- _PROVIDED MATERIAL_
────────────────────────────────────────
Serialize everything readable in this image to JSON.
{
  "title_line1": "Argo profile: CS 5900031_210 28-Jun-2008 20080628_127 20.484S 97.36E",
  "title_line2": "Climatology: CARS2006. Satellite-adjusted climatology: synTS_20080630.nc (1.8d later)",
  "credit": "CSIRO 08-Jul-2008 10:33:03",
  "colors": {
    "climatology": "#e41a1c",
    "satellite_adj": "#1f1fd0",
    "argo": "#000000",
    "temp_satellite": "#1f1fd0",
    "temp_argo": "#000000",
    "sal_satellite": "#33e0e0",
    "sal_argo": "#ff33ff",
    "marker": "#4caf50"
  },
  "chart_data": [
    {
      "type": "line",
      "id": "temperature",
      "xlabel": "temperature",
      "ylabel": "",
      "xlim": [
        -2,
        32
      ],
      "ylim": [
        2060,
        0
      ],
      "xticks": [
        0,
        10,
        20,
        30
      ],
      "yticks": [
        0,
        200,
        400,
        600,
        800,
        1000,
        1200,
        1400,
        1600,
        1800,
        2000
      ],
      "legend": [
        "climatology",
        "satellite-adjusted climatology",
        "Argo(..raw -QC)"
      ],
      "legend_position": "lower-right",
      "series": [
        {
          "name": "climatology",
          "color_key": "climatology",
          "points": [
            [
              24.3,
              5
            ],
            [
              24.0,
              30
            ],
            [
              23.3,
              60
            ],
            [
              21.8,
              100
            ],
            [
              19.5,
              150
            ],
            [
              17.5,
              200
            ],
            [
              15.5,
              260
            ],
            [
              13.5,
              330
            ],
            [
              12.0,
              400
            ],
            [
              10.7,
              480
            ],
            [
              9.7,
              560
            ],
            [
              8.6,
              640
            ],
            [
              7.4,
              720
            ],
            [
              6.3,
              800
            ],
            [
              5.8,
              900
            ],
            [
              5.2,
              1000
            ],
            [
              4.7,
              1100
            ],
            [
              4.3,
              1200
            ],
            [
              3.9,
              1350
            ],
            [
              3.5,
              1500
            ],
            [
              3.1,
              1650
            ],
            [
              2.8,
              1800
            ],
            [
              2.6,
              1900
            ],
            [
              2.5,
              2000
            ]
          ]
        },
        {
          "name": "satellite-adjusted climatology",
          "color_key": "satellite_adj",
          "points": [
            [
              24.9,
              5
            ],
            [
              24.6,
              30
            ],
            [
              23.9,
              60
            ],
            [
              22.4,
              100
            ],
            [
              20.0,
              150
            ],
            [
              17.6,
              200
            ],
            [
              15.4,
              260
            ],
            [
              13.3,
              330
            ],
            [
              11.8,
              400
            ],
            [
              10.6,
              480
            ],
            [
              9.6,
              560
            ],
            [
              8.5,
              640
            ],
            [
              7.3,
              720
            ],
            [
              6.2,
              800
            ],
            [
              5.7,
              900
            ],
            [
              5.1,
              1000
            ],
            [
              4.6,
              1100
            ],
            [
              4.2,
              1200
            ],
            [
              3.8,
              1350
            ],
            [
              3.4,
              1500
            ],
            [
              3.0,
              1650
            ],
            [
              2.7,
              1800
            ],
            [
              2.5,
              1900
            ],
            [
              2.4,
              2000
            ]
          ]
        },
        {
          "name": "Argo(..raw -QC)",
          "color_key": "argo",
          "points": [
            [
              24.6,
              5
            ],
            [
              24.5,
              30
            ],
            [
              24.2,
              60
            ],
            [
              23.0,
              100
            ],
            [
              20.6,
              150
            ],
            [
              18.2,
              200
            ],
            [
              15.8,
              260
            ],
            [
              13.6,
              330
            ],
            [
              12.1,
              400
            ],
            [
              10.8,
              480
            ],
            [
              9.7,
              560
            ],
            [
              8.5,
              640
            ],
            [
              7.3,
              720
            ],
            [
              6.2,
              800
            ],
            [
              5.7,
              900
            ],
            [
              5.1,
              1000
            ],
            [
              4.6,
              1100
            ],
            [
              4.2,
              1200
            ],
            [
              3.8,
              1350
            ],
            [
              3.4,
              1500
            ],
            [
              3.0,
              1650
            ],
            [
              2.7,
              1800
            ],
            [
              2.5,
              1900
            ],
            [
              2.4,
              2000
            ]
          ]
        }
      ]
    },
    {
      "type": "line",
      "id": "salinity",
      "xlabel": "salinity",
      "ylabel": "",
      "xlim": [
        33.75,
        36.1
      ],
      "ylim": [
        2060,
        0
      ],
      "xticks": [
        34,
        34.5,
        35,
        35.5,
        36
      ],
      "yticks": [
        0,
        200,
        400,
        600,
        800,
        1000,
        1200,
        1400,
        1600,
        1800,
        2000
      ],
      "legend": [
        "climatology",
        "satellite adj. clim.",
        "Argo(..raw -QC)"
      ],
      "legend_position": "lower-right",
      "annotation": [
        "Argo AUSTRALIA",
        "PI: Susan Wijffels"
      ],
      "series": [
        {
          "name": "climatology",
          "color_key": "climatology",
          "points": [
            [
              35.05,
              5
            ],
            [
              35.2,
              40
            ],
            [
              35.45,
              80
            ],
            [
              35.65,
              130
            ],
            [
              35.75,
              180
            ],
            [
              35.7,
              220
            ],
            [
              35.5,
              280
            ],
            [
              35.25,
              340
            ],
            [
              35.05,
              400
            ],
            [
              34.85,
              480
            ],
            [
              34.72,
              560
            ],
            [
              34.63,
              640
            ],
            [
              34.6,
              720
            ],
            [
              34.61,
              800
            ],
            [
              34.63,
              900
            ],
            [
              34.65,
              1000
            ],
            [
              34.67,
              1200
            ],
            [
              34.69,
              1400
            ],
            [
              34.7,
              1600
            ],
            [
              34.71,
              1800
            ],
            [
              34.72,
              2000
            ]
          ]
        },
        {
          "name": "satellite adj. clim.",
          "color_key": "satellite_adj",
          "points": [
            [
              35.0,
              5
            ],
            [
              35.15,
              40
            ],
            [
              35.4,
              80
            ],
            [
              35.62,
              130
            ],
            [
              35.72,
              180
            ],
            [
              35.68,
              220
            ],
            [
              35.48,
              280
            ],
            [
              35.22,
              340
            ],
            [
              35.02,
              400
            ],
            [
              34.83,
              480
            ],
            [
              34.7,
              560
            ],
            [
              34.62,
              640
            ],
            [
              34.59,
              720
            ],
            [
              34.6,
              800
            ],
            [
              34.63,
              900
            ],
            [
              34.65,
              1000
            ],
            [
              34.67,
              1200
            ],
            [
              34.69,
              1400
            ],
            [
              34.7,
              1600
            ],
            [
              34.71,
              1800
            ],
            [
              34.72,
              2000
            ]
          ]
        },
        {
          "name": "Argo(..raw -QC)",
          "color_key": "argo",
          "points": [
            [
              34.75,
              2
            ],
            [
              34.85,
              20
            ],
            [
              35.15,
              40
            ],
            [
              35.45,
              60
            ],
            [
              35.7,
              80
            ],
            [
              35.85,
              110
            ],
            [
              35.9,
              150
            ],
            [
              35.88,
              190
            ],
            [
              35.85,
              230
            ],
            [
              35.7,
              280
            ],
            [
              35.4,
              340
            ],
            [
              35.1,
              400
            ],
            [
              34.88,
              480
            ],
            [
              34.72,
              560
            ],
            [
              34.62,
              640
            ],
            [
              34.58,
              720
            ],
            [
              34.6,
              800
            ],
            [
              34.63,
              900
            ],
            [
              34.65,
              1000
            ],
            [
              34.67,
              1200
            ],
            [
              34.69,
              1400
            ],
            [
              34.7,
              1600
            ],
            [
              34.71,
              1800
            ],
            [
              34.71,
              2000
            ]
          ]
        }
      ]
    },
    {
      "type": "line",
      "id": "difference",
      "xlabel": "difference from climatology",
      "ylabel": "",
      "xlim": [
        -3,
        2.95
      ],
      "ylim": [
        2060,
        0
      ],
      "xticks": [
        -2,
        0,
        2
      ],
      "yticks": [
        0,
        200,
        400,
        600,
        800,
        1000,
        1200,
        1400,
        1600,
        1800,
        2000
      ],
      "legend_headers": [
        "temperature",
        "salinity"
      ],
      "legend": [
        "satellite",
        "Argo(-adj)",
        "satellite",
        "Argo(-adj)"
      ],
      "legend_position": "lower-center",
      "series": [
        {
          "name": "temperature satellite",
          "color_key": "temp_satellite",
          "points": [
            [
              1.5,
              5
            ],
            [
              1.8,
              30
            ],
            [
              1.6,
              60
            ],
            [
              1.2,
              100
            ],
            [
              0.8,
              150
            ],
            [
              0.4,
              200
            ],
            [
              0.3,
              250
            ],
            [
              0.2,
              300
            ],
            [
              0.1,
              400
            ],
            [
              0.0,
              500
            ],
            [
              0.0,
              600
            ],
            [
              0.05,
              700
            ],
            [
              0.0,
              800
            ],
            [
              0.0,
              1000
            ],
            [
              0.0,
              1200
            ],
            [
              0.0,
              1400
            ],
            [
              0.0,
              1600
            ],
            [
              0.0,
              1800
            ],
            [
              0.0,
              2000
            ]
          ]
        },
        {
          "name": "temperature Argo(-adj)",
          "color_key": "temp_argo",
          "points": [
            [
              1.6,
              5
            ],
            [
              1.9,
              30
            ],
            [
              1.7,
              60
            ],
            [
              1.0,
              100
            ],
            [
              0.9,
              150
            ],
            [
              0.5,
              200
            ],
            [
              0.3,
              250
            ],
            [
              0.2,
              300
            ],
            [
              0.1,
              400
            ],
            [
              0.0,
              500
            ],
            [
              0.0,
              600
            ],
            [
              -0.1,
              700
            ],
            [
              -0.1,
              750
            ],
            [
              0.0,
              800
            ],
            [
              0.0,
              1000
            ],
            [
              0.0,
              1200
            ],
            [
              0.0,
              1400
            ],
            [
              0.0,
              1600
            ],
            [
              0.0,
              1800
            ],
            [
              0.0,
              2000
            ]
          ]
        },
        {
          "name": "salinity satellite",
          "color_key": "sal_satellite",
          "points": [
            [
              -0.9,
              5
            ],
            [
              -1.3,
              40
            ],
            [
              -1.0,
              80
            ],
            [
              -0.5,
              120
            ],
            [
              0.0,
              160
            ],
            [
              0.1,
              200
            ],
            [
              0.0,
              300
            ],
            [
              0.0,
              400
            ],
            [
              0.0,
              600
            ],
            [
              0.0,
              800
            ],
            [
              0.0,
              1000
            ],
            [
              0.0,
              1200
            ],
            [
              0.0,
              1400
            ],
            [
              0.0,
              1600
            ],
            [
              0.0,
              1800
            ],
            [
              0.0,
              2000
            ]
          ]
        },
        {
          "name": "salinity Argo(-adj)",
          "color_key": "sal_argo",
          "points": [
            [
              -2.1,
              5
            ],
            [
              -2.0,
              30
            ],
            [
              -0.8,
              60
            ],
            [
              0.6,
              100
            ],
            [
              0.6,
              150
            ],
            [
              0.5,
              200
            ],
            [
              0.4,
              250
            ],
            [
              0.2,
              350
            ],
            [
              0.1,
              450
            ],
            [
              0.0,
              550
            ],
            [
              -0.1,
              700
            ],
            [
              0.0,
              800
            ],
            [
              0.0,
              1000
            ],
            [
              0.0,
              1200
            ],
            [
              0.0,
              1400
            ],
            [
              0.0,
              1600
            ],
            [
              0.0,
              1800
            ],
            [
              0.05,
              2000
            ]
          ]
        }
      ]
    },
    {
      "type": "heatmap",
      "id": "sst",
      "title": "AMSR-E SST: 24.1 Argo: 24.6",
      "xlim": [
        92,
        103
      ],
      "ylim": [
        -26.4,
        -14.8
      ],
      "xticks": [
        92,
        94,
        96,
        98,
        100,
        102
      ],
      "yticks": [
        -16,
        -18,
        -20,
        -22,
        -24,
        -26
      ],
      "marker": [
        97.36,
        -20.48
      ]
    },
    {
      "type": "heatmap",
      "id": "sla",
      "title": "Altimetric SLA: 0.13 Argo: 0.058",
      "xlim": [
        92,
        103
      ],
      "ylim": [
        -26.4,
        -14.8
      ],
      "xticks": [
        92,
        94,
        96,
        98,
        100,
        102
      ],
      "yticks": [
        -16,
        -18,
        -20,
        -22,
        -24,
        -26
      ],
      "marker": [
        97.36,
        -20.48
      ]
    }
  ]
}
────────────────────────────────────────
- _GOAL_
In the listing, find every line containing the word "difference" and list it.

- _REPLY_
      "id": "difference",
      "xlabel": "difference from climatology",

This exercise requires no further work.